[START OF Material for this task]
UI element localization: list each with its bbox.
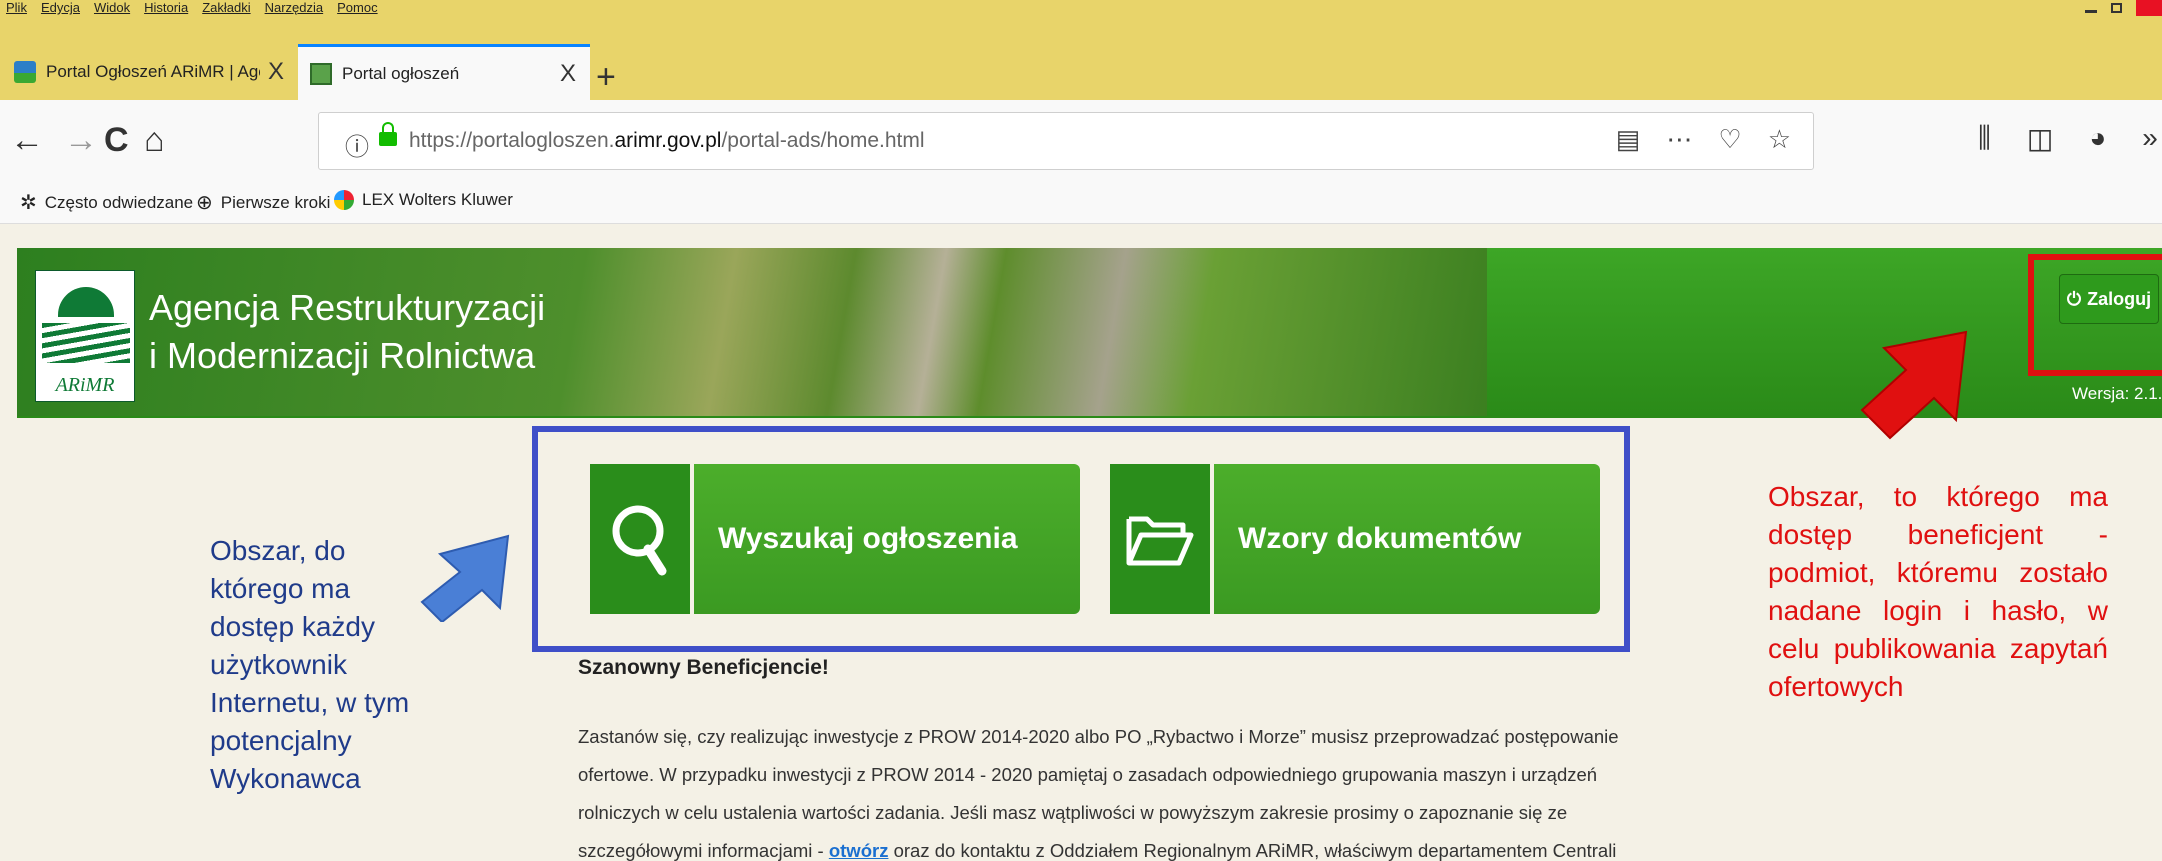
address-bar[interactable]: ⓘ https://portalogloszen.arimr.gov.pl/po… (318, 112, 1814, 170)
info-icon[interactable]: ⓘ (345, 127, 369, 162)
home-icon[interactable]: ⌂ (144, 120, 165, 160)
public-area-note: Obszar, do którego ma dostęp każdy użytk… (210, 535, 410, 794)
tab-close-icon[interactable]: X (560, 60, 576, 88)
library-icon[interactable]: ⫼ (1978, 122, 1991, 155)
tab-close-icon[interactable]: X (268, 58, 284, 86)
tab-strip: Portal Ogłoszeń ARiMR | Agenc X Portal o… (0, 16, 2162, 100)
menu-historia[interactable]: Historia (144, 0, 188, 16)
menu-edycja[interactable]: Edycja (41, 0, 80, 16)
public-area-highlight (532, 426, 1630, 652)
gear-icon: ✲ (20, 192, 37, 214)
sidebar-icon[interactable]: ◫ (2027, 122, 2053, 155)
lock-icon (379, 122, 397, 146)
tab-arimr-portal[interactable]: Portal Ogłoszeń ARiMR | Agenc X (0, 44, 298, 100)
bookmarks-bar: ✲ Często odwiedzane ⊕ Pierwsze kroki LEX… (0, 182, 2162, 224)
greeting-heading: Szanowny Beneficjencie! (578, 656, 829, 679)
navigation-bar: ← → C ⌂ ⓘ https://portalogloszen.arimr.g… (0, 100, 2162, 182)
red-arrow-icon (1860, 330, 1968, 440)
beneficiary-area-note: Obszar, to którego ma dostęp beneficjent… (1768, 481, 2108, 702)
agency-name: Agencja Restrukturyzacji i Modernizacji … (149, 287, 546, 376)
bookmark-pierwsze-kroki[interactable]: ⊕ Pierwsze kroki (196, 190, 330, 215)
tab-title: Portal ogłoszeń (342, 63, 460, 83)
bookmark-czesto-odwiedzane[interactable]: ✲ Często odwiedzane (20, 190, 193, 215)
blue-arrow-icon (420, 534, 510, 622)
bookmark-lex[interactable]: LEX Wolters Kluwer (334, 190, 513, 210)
[END OF Material for this task]
• What you should do:
Copy every line of the records above word for word, leaving out the pictures.

• Right answer:
UI element localization: list each with its bbox.
address-bar[interactable]: ⓘ https://portalogloszen.arimr.gov.pl/po… (318, 112, 1814, 170)
info-icon[interactable]: ⓘ (345, 127, 369, 162)
home-icon[interactable]: ⌂ (144, 120, 165, 160)
public-area-note: Obszar, do którego ma dostęp każdy użytk… (210, 535, 410, 794)
tab-close-icon[interactable]: X (560, 60, 576, 88)
library-icon[interactable]: ⫼ (1978, 122, 1991, 155)
tab-close-icon[interactable]: X (268, 58, 284, 86)
tab-strip: Portal Ogłoszeń ARiMR | Agenc X Portal o… (0, 16, 2162, 100)
menu-historia[interactable]: Historia (144, 0, 188, 16)
menu-edycja[interactable]: Edycja (41, 0, 80, 16)
public-area-highlight (532, 426, 1630, 652)
gear-icon: ✲ (20, 192, 37, 214)
sidebar-icon[interactable]: ◫ (2027, 122, 2053, 155)
lock-icon (379, 122, 397, 146)
tab-arimr-portal[interactable]: Portal Ogłoszeń ARiMR | Agenc X (0, 44, 298, 100)
bookmarks-bar: ✲ Często odwiedzane ⊕ Pierwsze kroki LEX… (0, 182, 2162, 224)
greeting-heading: Szanowny Beneficjencie! (578, 656, 829, 679)
navigation-bar: ← → C ⌂ ⓘ https://portalogloszen.arimr.g… (0, 100, 2162, 182)
red-arrow-icon (1860, 330, 1968, 440)
beneficiary-area-note: Obszar, to którego ma dostęp beneficjent… (1768, 481, 2108, 702)
agency-name: Agencja Restrukturyzacji i Modernizacji … (149, 287, 546, 376)
bookmark-pierwsze-kroki[interactable]: ⊕ Pierwsze kroki (196, 190, 330, 215)
tab-title: Portal ogłoszeń (342, 63, 460, 83)
bookmark-czesto-odwiedzane[interactable]: ✲ Często odwiedzane (20, 190, 193, 215)
blue-arrow-icon (420, 534, 510, 622)
bookmark-lex[interactable]: LEX Wolters Kluwer (334, 190, 513, 210)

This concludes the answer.